**Supplied material:**

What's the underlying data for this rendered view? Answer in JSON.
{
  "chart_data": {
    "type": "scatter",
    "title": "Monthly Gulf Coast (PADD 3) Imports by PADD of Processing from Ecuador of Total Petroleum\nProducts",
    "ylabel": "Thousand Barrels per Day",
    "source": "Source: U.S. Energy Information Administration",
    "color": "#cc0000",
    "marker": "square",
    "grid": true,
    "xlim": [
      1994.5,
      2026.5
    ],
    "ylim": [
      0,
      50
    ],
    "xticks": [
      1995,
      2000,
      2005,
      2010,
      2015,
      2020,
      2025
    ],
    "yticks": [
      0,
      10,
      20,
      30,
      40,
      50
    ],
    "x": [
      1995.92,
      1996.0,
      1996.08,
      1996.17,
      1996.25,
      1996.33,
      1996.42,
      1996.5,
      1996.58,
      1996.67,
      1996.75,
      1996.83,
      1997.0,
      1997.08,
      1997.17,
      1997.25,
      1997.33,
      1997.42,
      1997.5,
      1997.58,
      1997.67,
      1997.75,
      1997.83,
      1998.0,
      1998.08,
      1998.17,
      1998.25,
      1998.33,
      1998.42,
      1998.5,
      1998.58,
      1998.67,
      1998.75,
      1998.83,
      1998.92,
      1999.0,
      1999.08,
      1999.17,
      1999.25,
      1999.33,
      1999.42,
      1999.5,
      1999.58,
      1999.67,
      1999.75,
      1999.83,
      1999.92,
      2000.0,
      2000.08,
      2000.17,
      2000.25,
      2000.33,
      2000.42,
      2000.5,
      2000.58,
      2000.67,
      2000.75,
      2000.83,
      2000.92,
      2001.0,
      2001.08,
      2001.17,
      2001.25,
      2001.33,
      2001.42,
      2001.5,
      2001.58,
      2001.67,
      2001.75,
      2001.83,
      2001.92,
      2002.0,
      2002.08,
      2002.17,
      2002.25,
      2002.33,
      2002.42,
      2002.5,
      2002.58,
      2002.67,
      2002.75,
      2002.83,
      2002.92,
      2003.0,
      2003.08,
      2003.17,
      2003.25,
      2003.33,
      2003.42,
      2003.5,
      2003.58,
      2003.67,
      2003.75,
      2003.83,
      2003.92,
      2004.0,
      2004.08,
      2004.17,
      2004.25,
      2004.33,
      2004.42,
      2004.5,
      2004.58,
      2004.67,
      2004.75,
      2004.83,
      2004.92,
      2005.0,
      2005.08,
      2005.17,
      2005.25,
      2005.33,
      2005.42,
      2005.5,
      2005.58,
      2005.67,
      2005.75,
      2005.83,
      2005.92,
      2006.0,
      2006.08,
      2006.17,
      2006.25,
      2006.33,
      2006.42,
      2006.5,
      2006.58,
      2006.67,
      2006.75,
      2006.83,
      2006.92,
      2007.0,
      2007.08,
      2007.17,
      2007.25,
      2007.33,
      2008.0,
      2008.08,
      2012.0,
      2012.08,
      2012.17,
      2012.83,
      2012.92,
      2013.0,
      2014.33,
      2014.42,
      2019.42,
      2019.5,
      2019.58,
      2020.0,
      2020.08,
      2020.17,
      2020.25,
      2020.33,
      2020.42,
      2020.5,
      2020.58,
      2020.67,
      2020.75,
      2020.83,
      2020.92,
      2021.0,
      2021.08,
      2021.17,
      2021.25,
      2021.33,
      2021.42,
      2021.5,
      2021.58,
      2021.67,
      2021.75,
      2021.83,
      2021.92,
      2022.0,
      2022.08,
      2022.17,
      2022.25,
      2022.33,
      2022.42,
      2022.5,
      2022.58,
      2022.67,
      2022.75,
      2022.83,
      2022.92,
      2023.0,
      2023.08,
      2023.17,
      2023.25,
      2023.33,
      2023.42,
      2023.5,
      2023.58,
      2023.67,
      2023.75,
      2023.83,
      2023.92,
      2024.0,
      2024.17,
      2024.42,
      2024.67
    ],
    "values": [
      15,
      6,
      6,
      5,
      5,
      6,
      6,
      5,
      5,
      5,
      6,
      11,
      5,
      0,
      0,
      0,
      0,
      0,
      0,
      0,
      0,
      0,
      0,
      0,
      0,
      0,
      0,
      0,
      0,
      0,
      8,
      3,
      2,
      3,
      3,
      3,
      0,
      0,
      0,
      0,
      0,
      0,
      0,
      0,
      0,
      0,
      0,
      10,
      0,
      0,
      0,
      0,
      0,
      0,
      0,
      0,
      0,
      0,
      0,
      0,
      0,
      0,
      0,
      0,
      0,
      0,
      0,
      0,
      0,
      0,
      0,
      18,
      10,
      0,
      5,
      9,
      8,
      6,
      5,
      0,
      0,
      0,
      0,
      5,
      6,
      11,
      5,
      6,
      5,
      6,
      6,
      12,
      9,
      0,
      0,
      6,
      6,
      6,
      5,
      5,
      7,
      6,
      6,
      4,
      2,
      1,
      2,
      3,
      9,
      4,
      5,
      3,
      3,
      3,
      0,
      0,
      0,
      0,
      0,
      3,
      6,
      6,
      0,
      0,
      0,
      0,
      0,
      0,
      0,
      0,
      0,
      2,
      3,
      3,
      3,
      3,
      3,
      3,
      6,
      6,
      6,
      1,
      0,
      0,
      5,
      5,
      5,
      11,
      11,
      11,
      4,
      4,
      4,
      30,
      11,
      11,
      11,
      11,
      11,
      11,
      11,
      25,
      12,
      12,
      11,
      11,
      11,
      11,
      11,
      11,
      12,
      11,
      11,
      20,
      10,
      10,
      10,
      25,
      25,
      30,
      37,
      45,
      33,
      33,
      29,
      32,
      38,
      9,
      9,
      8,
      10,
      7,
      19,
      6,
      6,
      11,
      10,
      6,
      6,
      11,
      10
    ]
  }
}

**Requirement:** Copy out the material word for word and line for line.

**Output for this exercise:**
What's the underlying data for this rendered view? Answer in JSON.
{
  "chart_data": {
    "type": "scatter",
    "title": "Monthly Gulf Coast (PADD 3) Imports by PADD of Processing from Ecuador of Total Petroleum\nProducts",
    "ylabel": "Thousand Barrels per Day",
    "source": "Source: U.S. Energy Information Administration",
    "color": "#cc0000",
    "marker": "square",
    "grid": true,
    "xlim": [
      1994.5,
      2026.5
    ],
    "ylim": [
      0,
      50
    ],
    "xticks": [
      1995,
      2000,
      2005,
      2010,
      2015,
      2020,
      2025
    ],
    "yticks": [
      0,
      10,
      20,
      30,
      40,
      50
    ],
    "x": [
      1995.92,
      1996.0,
      1996.08,
      1996.17,
      1996.25,
      1996.33,
      1996.42,
      1996.5,
      1996.58,
      1996.67,
      1996.75,
      1996.83,
      1997.0,
      1997.08,
      1997.17,
      1997.25,
      1997.33,
      1997.42,
      1997.5,
      1997.58,
      1997.67,
      1997.75,
      1997.83,
      1998.0,
      1998.08,
      1998.17,
      1998.25,
      1998.33,
      1998.42,
      1998.5,
      1998.58,
      1998.67,
      1998.75,
      1998.83,
      1998.92,
      1999.0,
      1999.08,
      1999.17,
      1999.25,
      1999.33,
      1999.42,
      1999.5,
      1999.58,
      1999.67,
      1999.75,
      1999.83,
      1999.92,
      2000.0,
      2000.08,
      2000.17,
      2000.25,
      2000.33,
      2000.42,
      2000.5,
      2000.58,
      2000.67,
      2000.75,
      2000.83,
      2000.92,
      2001.0,
      2001.08,
      2001.17,
      2001.25,
      2001.33,
      2001.42,
      2001.5,
      2001.58,
      2001.67,
      2001.75,
      2001.83,
      2001.92,
      2002.0,
      2002.08,
      2002.17,
      2002.25,
      2002.33,
      2002.42,
      2002.5,
      2002.58,
      2002.67,
      2002.75,
      2002.83,
      2002.92,
      2003.0,
      2003.08,
      2003.17,
      2003.25,
      2003.33,
      2003.42,
      2003.5,
      2003.58,
      2003.67,
      2003.75,
      2003.83,
      2003.92,
      2004.0,
      2004.08,
      2004.17,
      2004.25,
      2004.33,
      2004.42,
      2004.5,
      2004.58,
      2004.67,
      2004.75,
      2004.83,
      2004.92,
      2005.0,
      2005.08,
      2005.17,
      2005.25,
      2005.33,
      2005.42,
      2005.5,
      2005.58,
      2005.67,
      2005.75,
      2005.83,
      2005.92,
      2006.0,
      2006.08,
      2006.17,
      2006.25,
      2006.33,
      2006.42,
      2006.5,
      2006.58,
      2006.67,
      2006.75,
      2006.83,
      2006.92,
      2007.0,
      2007.08,
      2007.17,
      2007.25,
      2007.33,
      2008.0,
      2008.08,
      2012.0,
      2012.08,
      2012.17,
      2012.83,
      2012.92,
      2013.0,
      2014.33,
      2014.42,
      2019.42,
      2019.5,
      2019.58,
      2020.0,
      2020.08,
      2020.17,
      2020.25,
      2020.33,
      2020.42,
      2020.5,
      2020.58,
      2020.67,
      2020.75,
      2020.83,
      2020.92,
      2021.0,
      2021.08,
      2021.17,
      2021.25,
      2021.33,
      2021.42,
      2021.5,
      2021.58,
      2021.67,
      2021.75,
      2021.83,
      2021.92,
      2022.0,
      2022.08,
      2022.17,
      2022.25,
      2022.33,
      2022.42,
      2022.5,
      2022.58,
      2022.67,
      2022.75,
      2022.83,
      2022.92,
      2023.0,
      2023.08,
      2023.17,
      2023.25,
      2023.33,
      2023.42,
      2023.5,
      2023.58,
      2023.67,
      2023.75,
      2023.83,
      2023.92,
      2024.0,
      2024.17,
      2024.42,
      2024.67
    ],
    "values": [
      15,
      6,
      6,
      5,
      5,
      6,
      6,
      5,
      5,
      5,
      6,
      11,
      5,
      0,
      0,
      0,
      0,
      0,
      0,
      0,
      0,
      0,
      0,
      0,
      0,
      0,
      0,
      0,
      0,
      0,
      8,
      3,
      2,
      3,
      3,
      3,
      0,
      0,
      0,
      0,
      0,
      0,
      0,
      0,
      0,
      0,
      0,
      10,
      0,
      0,
      0,
      0,
      0,
      0,
      0,
      0,
      0,
      0,
      0,
      0,
      0,
      0,
      0,
      0,
      0,
      0,
      0,
      0,
      0,
      0,
      0,
      18,
      10,
      0,
      5,
      9,
      8,
      6,
      5,
      0,
      0,
      0,
      0,
      5,
      6,
      11,
      5,
      6,
      5,
      6,
      6,
      12,
      9,
      0,
      0,
      6,
      6,
      6,
      5,
      5,
      7,
      6,
      6,
      4,
      2,
      1,
      2,
      3,
      9,
      4,
      5,
      3,
      3,
      3,
      0,
      0,
      0,
      0,
      0,
      3,
      6,
      6,
      0,
      0,
      0,
      0,
      0,
      0,
      0,
      0,
      0,
      2,
      3,
      3,
      3,
      3,
      3,
      3,
      6,
      6,
      6,
      1,
      0,
      0,
      5,
      5,
      5,
      11,
      11,
      11,
      4,
      4,
      4,
      30,
      11,
      11,
      11,
      11,
      11,
      11,
      11,
      25,
      12,
      12,
      11,
      11,
      11,
      11,
      11,
      11,
      12,
      11,
      11,
      20,
      10,
      10,
      10,
      25,
      25,
      30,
      37,
      45,
      33,
      33,
      29,
      32,
      38,
      9,
      9,
      8,
      10,
      7,
      19,
      6,
      6,
      11,
      10,
      6,
      6,
      11,
      10
    ]
  }
}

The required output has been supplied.